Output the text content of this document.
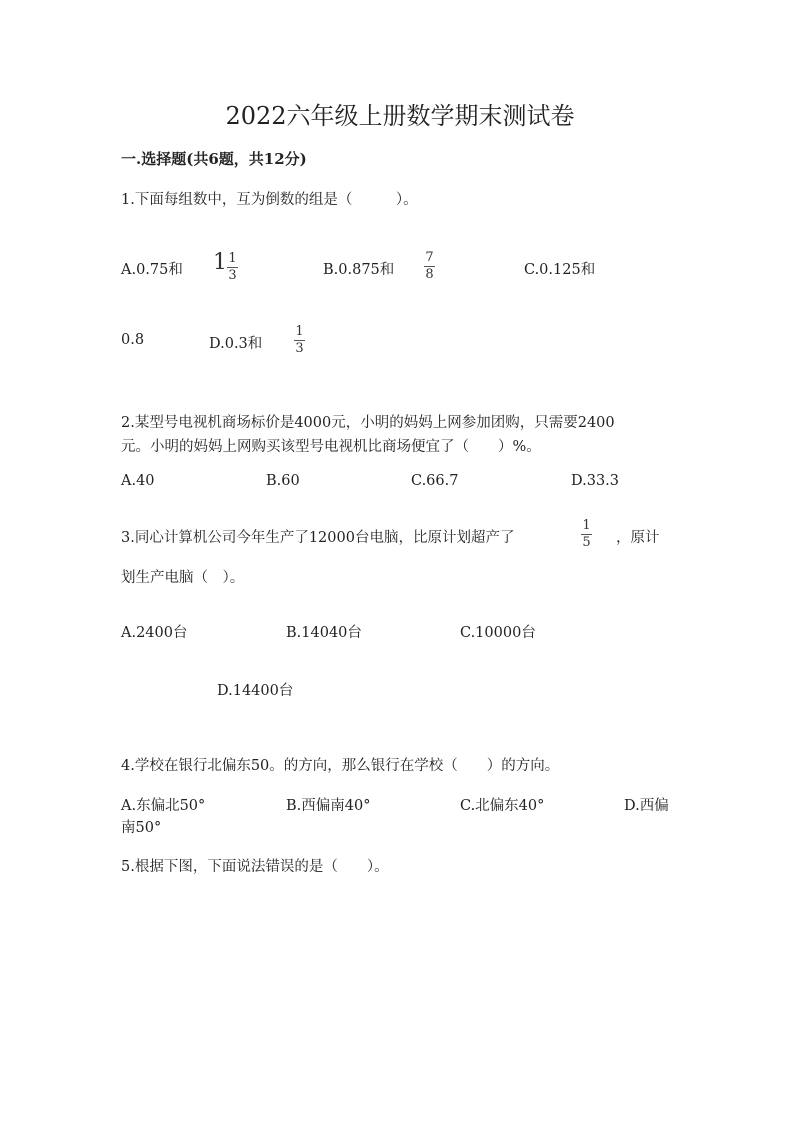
2022六年级上册数学期末测试卷
一.选择题(共6题，共12分)
1.下面每组数中，互为倒数的组是（　　　）。
A.0.75和 1 1
3	B.0.875和
7
8	C.0.125和
0.8	D.0.3和
1
3
2.某型号电视机商场标价是4000元，小明的妈妈上网参加团购，只需要2400
元。小明的妈妈上网购买该型号电视机比商场便宜了（　　）%。
A.40	B.60	C.66.7	D.33.3
3.同心计算机公司今年生产了12000台电脑，比原计划超产了
1
5 ，原计
划生产电脑（　）。
A.2400台	B.14040台	C.10000台
D.14400台
4.学校在银行北偏东50。的方向，那么银行在学校（　　）的方向。
A.东偏北50°	B.西偏南40°	C.北偏东40°	D.西偏
南50°
5.根据下图，下面说法错误的是（　　）。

========

### [WHAT YOU WILL DO]
Extract the full listing exactly, with the pictures left out.

### [FULL RESPONSE]
Output the text content of this document.
2022六年级上册数学期末测试卷
一.选择题(共6题，共12分)
1.下面每组数中，互为倒数的组是（　　　）。
A.0.75和 1 1
3	B.0.875和
7
8	C.0.125和
0.8	D.0.3和
1
3
2.某型号电视机商场标价是4000元，小明的妈妈上网参加团购，只需要2400
元。小明的妈妈上网购买该型号电视机比商场便宜了（　　）%。
A.40	B.60	C.66.7	D.33.3
3.同心计算机公司今年生产了12000台电脑，比原计划超产了
1
5 ，原计
划生产电脑（　）。
A.2400台	B.14040台	C.10000台
D.14400台
4.学校在银行北偏东50。的方向，那么银行在学校（　　）的方向。
A.东偏北50°	B.西偏南40°	C.北偏东40°	D.西偏
南50°
5.根据下图，下面说法错误的是（　　）。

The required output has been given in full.